Premier buteur helvétique (sur penalty) lors du match nul inaugural contre le Qatar (1-1), Breel Embolo a aussi marqué des points dans cette phase de groupes. Certes, le Bâlois fait toujours preuve d'un certain déchet dans le dernier geste, mais son précieux jeu dos au but, d'où il a délivré deux caviars, le rend indispensable.
Le cas Ruben Vargas est plus nuancé, même si l'ailier de Séville affiche un bilan remarquable de deux buts et une passe décisive. Contre le Qatar, il a livré une performance décevante, tout comme lors de la première mi-temps à Vancouver. Mais contrairement à Dan Ndoye, le Lucernois a fait trembler les filets, et il sera difficile à déloger.
Irréguliers, mais intouchables
Inamovible duo au milieu du terrain, Granit Xhaka et Remo Freuler peuvent encore monter en puissance. C'est surtout le cas du capitaine, qui a encore été neutralisé par les Canadiens après avoir retrouvé de sa superbe lors du deuxième match.
L'appréciation est légèrement meilleure pour les deux défenseurs centraux, Manuel Akanji et Nico Elvedi, globalement rassurants mais parfois pris de court, comme sur le (très joli) but du Canada. Sur le côté gauche, Ricardo Rodriguez fait le job et n'est pas inquiété par Miro Muheim, blessé depuis son autogoal contre le Qatar.
Quant au gardien Gregor Kobel, il n'a pas commis de grossière erreur malgré un jeu au pied perfectible. Solide quand il le fallait, le successeur de Yann Sommer est encore à la recherche d'un "clean sheet" pour son premier grand tournoi en tant que titulaire.
Leur place est en danger
Alors qu'il abordait ce Mondial en pleine confiance et avec le statut de menace offensive numéro 1, Dan Ndoye sort fragilisé de ces trois matches. Incapable de concrétiser ses nombreuses occasions, il a été relégué sur le banc pour la première fois de l'année avec la Suisse.

*Travail à faire*.
A – Traduisez en anglais cette phrase de l'article sur la Suisse au Mondial : « Quant au gardien Gregor Kobel, il n'a pas commis de grossière erreur malgré un jeu au pied perfectible. »
B – Indiquez si chaque affirmation est conforme à l'article sur la Suisse au Mondial, en répondant par oui ou non et en citant les mots qui le prouvent. (i) Breel Embolo a marqué sur penalty contre le Qatar. (ii) Ruben Vargas a livré une bonne performance contre le Qatar. (iii) Gregor Kobel a déjà obtenu un « clean sheet » dans ce tournoi.
C – D'après l'article sur la Suisse au Mondial, quel est le bilan de Ruben Vargas en buts et en passes décisives ?
Les items constituent un matériel distinct de l'article sur la Suisse au Mondial.

*Données fournies*.
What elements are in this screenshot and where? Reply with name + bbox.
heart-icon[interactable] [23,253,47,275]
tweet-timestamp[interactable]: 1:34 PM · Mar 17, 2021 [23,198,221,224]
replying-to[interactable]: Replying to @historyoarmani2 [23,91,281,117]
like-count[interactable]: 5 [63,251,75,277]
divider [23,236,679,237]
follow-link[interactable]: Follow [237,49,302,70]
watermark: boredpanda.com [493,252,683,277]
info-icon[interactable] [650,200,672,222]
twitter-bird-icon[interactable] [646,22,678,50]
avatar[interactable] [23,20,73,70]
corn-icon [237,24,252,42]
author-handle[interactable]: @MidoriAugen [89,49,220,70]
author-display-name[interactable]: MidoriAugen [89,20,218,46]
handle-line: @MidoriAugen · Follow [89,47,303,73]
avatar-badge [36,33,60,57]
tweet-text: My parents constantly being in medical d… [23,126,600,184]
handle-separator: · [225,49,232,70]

*Liste des réponses*.
A – As for goalkeeper Gregor Kobel, he has not made any glaring mistake despite distribution that could be improved.

B –
(i) Oui : « Premier buteur helvétique (sur penalty) lors du match nul inaugural contre le Qatar (1-1) ».
(ii) Non : « Contre le Qatar, il a livré une performance décevante ».
(iii) Non : « est encore à la recherche d'un "clean sheet" ».

C – Deux buts et une passe décisive.